___ DOCUMENT EXTRACT

Initially the decline in industrial output, foreign trade volume and stock exchange values replicated the scale and the pattern of the 1929-32 crisis. Soon the impact of the crisis and cross-country contagion were mitigated by simultaneous, internationally co-ordinated, monetary expansion and fiscal stimulus, introduced at the end of 2008 and early 2009. But monetary expansion failed to re-launch economic growth, while concern about fiscal sustainability soon led to a simultaneous, premature exit from fiscal stimulus in most countries. Current prospects - apart from those of BRICS (China, Russia, India, Brasil, South Africa, now accounting for 18% of world GDP and the bulk of its growth) - are of widespread stagnation and double-dip, indeed of a second and even more serious recession.

The macroeconomic policies followed appeared to have a keynesian flavour, stimulating aggregate demand via tax cuts, monetary expansion and low interest rates. But keynesian remedies would have required public investment instead, whereas tax cuts temporarily fuelled private consumption, and the effectiveness of low interest rates - which mostly were not passed on to borrowers and simply involved higher profits for financial intermediaries - was limited by liquidity preference.

The rescue of financial institutions involved a massive transfer of wealth from taxpayers to bank creditors, including depositors and shareholders. This solution was clearly inferior to any of the alternatives, whether support for bank debtors, or partial nationalization of supported financial institutions, or outright loss-taking by imprudent lenders. Income inequality, whose depressive effect on effective demand had been reduced by credit expansion - one of the contributory factors of the crisis - increased further as a result of labour unemployment and continued payment of managerial super-bonuses awarded mostly to those responsible for the financial debacle not by markets but by a semi-feudal process of self-serving decisions by a managerial caste.

______
___ RECORD SET

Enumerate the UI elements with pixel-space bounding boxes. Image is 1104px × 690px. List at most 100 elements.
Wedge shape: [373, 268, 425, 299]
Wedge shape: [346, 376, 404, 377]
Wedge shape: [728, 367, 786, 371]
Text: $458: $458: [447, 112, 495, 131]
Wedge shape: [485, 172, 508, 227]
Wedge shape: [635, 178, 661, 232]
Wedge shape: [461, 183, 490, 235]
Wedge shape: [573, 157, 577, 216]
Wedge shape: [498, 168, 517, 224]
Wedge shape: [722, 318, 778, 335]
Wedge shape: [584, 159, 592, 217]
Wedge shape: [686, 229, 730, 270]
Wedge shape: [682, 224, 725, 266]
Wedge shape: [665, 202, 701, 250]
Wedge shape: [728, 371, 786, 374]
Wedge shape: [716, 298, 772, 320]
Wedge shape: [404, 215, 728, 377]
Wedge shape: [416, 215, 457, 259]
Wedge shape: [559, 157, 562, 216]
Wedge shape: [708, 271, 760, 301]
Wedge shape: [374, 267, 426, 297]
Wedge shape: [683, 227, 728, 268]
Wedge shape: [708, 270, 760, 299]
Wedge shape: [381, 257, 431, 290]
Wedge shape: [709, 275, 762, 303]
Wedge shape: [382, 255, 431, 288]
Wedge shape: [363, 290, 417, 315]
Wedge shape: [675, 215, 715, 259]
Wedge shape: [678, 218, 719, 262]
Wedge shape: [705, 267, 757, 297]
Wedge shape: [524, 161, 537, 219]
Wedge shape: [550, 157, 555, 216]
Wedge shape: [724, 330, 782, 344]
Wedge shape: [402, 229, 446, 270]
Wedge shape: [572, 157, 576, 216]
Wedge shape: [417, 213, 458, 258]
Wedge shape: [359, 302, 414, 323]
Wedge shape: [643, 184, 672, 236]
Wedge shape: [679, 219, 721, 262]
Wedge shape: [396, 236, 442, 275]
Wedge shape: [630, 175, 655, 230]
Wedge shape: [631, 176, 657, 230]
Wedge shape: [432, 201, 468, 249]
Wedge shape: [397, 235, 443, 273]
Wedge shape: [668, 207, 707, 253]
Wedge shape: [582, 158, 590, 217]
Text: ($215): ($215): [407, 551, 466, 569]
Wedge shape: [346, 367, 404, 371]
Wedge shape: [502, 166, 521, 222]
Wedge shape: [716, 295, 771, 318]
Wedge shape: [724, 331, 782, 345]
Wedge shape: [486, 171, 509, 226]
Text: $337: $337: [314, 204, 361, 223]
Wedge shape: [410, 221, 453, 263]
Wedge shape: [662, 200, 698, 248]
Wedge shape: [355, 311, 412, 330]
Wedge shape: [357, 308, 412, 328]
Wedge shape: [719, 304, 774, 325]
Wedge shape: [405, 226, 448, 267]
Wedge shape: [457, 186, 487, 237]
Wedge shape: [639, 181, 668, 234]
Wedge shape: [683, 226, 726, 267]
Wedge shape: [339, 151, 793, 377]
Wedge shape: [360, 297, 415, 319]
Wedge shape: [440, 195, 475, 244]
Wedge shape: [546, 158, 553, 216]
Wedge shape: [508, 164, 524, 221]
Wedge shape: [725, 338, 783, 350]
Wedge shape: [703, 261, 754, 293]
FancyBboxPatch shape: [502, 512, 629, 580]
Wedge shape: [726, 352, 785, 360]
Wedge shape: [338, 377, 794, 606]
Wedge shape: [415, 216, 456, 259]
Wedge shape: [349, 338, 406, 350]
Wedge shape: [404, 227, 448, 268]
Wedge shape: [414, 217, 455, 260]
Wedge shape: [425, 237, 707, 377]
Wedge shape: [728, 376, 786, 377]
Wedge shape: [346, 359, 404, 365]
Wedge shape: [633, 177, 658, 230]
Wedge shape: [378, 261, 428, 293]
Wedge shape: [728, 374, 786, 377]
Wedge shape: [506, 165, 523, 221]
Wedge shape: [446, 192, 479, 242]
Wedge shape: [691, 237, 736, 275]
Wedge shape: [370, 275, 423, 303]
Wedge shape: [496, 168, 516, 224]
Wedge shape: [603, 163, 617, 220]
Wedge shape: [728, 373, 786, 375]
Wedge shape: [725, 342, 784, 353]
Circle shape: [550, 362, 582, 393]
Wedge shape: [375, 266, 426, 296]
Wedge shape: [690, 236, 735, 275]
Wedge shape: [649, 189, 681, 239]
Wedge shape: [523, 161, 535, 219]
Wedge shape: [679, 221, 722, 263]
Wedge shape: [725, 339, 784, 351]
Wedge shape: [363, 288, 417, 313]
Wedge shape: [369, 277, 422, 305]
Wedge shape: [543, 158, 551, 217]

______

→ **CHALLENGE**
From the passage on the financial crisis above, reproduce the portion between "Initially the decline" and "more serious recession.", inclusive.

→ **FULL RESPONSE**
Initially the decline in industrial output, foreign trade volume and stock exchange values replicated the scale and the pattern of the 1929-32 crisis. Soon the impact of the crisis and cross-country contagion were mitigated by simultaneous, internationally co-ordinated, monetary expansion and fiscal stimulus, introduced at the end of 2008 and early 2009. But monetary expansion failed to re-launch economic growth, while concern about fiscal sustainability soon led to a simultaneous, premature exit from fiscal stimulus in most countries. Current prospects - apart from those of BRICS (China, Russia, India, Brasil, South Africa, now accounting for 18% of world GDP and the bulk of its growth) - are of widespread stagnation and double-dip, indeed of a second and even more serious recession.